• SHORT PROBLEM: In the listing below, pick out lines with "family".

___ INPUT RECORDS

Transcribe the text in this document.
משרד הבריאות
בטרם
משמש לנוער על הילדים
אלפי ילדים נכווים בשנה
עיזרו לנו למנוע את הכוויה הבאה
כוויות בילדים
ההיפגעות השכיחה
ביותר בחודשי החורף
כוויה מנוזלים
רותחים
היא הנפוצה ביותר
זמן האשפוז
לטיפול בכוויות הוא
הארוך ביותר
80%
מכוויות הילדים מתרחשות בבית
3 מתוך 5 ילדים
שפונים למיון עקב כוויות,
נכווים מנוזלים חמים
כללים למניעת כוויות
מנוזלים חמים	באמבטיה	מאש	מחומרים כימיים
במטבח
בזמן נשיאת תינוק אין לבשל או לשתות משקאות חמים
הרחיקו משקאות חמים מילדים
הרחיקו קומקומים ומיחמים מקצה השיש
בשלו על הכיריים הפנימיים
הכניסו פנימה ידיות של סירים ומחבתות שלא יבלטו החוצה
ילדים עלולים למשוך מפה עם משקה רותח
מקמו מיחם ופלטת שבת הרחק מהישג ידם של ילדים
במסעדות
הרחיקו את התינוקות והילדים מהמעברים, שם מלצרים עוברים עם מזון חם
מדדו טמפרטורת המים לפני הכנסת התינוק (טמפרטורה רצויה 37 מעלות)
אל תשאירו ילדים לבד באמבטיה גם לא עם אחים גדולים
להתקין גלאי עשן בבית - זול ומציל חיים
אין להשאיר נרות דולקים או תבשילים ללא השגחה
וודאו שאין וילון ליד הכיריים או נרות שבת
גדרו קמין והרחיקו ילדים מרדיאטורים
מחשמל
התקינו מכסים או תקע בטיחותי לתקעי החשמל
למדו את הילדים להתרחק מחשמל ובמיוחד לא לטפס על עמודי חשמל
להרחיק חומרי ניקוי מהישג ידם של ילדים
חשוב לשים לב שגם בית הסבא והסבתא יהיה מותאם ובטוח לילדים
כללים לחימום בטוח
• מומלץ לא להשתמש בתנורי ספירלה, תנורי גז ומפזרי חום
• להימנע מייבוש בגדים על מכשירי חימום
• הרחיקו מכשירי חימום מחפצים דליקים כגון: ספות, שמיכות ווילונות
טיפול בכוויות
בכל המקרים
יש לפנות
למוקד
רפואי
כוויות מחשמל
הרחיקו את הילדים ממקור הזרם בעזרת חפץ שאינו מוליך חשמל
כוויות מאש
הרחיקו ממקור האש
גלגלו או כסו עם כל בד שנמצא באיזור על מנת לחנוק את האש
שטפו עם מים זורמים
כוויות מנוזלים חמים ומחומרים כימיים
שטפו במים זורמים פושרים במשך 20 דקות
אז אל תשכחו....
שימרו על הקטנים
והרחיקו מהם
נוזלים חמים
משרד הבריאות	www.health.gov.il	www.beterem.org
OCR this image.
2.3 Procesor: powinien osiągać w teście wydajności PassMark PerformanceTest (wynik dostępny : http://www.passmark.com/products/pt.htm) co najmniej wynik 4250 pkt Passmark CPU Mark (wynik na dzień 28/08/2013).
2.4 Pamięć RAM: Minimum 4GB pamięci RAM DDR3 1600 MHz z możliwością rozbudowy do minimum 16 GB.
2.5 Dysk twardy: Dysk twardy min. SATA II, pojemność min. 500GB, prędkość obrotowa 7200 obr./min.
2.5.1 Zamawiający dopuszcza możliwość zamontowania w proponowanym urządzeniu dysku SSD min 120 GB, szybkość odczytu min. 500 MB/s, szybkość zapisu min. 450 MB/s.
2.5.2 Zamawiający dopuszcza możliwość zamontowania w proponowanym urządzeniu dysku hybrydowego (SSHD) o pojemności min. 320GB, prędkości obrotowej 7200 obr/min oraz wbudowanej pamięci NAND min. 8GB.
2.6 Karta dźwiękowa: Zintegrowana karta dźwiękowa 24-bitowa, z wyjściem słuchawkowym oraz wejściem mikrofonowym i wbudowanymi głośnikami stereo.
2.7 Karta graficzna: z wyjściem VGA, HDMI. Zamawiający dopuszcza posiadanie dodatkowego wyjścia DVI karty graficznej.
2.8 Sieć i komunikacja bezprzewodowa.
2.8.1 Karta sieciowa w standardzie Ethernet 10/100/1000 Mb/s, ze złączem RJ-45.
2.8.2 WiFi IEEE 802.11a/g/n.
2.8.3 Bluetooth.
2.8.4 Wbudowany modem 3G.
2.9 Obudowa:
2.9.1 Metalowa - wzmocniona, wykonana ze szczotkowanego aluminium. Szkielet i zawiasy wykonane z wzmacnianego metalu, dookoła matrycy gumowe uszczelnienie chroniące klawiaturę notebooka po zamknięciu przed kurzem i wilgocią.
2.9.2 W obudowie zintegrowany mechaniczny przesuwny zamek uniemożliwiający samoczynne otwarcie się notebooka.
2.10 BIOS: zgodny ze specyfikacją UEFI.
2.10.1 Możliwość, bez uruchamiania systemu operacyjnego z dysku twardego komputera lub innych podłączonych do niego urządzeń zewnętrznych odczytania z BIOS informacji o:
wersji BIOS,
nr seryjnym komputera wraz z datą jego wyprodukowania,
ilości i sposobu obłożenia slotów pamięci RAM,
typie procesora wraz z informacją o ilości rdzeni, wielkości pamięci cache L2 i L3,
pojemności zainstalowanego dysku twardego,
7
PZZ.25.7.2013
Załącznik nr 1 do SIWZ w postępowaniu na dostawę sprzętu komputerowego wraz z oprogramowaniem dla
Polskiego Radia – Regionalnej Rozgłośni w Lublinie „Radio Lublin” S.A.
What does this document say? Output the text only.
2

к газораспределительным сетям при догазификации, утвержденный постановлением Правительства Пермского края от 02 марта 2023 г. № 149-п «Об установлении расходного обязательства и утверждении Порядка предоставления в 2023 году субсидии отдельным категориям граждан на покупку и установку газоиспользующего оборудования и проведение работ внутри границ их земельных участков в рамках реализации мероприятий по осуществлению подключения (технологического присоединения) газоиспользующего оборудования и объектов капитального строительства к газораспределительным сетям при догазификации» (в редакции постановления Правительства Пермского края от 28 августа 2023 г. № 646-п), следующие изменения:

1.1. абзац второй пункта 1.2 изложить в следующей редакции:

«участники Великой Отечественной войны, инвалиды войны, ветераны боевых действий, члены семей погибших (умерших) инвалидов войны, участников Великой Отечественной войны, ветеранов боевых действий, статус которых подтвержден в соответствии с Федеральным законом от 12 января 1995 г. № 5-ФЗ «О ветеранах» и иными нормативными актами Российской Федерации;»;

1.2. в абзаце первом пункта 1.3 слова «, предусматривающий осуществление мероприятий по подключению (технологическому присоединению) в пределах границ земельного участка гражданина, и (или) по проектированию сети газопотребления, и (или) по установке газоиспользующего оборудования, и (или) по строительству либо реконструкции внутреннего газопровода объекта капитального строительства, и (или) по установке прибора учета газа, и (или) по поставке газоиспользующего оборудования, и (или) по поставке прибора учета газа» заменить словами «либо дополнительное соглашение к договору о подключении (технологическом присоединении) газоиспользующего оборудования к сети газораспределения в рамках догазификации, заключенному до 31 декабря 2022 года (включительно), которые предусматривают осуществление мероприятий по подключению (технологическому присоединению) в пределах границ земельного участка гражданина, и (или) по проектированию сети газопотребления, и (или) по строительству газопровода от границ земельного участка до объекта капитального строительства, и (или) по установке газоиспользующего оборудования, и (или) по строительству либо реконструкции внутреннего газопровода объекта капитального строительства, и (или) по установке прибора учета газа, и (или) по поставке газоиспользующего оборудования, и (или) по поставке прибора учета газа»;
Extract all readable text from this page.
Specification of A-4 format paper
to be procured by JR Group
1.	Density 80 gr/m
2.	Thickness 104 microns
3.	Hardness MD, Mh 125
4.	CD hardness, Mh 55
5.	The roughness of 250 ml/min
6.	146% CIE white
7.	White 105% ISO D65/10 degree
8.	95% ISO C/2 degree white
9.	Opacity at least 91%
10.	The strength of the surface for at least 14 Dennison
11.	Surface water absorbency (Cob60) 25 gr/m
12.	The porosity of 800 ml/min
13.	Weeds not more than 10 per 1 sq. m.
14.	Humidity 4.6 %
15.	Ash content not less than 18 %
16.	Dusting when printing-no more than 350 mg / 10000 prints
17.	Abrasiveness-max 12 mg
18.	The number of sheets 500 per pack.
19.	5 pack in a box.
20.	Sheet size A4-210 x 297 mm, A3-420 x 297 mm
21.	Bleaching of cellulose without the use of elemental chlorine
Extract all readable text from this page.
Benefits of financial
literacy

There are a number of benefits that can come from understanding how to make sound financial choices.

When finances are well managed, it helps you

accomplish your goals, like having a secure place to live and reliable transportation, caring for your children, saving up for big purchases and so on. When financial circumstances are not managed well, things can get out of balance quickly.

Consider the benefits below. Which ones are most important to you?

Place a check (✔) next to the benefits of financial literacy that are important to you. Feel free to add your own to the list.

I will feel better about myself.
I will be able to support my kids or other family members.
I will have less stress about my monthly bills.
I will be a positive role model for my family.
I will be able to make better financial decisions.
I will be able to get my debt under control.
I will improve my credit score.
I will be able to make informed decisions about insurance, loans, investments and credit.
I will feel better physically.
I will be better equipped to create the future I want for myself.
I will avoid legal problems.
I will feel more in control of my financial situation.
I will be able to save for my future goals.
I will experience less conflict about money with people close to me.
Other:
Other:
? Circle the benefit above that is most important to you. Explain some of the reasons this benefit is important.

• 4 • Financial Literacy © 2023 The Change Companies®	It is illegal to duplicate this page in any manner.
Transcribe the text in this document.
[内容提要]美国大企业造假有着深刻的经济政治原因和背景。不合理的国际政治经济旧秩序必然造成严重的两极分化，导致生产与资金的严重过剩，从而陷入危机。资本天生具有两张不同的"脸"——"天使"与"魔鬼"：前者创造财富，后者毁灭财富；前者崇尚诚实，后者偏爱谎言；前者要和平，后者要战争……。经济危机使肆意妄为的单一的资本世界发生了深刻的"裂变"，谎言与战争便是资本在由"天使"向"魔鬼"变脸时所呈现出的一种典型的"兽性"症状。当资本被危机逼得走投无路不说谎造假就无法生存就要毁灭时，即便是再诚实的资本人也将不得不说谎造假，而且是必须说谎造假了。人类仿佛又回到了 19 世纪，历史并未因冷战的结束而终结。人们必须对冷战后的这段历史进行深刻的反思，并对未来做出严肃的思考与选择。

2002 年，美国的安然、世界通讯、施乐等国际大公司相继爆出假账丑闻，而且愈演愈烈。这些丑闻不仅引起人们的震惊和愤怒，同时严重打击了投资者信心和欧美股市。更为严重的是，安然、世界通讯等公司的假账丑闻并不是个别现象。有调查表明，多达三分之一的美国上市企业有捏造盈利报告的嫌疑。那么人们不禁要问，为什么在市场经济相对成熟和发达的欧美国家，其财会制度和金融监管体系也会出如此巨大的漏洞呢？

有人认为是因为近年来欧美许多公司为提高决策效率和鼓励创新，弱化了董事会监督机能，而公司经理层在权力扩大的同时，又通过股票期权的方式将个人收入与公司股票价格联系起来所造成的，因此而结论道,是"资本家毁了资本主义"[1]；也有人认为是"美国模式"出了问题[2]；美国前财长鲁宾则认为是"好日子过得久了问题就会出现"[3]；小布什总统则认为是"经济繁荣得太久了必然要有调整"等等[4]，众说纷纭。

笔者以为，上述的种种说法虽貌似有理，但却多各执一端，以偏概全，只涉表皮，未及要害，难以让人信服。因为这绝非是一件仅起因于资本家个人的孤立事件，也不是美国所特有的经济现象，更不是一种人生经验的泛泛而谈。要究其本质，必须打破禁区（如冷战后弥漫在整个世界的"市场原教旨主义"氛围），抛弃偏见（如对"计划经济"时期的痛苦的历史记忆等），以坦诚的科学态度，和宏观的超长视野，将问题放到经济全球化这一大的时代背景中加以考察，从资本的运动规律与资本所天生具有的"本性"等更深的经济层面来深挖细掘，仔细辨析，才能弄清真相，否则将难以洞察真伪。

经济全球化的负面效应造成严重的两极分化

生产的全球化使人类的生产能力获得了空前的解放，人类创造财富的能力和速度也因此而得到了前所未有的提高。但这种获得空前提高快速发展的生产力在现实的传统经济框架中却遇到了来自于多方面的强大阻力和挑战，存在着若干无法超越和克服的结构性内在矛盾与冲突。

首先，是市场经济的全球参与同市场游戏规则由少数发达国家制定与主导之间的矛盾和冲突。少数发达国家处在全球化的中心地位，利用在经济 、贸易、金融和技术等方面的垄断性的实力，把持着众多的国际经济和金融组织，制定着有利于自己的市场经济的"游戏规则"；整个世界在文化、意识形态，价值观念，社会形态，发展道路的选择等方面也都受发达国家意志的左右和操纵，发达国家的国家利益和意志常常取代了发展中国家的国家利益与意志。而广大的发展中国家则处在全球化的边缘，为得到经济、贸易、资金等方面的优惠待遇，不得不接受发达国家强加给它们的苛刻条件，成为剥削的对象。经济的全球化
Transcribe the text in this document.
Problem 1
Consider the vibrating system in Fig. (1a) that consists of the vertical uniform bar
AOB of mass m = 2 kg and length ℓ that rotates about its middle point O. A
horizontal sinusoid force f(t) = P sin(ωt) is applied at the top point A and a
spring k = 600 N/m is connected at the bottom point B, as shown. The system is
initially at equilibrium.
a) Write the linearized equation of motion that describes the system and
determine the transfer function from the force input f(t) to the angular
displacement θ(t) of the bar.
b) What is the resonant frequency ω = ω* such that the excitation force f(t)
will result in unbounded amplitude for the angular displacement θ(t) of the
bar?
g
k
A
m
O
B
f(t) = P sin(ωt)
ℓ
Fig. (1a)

______

• EXERCISE OUTPUT:
I will be able to support my kids or other family members.
I will be a positive role model for my family.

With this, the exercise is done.